══ RECORD LIST

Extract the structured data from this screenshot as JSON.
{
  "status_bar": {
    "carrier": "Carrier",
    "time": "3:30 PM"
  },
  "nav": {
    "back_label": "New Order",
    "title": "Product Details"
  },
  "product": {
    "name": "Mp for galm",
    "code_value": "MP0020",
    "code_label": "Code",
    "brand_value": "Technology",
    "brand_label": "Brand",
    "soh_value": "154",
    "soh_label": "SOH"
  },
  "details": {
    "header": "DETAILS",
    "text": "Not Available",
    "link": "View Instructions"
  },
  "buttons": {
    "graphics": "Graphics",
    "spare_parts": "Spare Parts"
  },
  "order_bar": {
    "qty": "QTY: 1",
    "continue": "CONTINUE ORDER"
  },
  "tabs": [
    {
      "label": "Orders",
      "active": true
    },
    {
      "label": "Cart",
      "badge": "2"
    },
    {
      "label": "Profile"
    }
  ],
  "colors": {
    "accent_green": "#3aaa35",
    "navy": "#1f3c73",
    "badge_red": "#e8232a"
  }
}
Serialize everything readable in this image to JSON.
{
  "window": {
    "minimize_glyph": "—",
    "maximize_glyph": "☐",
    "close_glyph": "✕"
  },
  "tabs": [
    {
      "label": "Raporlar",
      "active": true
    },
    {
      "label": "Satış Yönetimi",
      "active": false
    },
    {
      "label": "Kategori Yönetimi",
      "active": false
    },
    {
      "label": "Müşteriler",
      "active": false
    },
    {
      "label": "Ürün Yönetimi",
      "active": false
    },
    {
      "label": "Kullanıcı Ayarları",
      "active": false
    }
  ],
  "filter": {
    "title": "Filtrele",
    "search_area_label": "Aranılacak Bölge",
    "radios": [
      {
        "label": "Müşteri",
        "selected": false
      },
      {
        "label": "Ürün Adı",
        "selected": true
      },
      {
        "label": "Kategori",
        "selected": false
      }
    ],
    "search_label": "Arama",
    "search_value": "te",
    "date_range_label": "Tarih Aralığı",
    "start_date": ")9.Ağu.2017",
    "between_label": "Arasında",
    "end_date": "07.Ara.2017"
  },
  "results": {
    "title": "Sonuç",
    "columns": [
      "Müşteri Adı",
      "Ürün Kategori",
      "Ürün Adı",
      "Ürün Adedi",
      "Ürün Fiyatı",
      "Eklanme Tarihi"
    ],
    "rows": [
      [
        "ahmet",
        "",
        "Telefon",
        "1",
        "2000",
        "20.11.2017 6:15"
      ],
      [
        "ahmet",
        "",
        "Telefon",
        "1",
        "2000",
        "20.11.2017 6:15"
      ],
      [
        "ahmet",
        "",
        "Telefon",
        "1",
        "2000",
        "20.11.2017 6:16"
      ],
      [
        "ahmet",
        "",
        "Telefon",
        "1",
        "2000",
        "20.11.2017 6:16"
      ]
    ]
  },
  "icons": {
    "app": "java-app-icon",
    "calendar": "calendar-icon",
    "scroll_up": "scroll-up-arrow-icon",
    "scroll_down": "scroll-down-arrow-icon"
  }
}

════

**TASK DETAILS**:
Using the records above, copy each line that contains "JSON".

**COMPLETE RESPONSE**:
Extract the structured data from this screenshot as JSON.
Serialize everything readable in this image to JSON.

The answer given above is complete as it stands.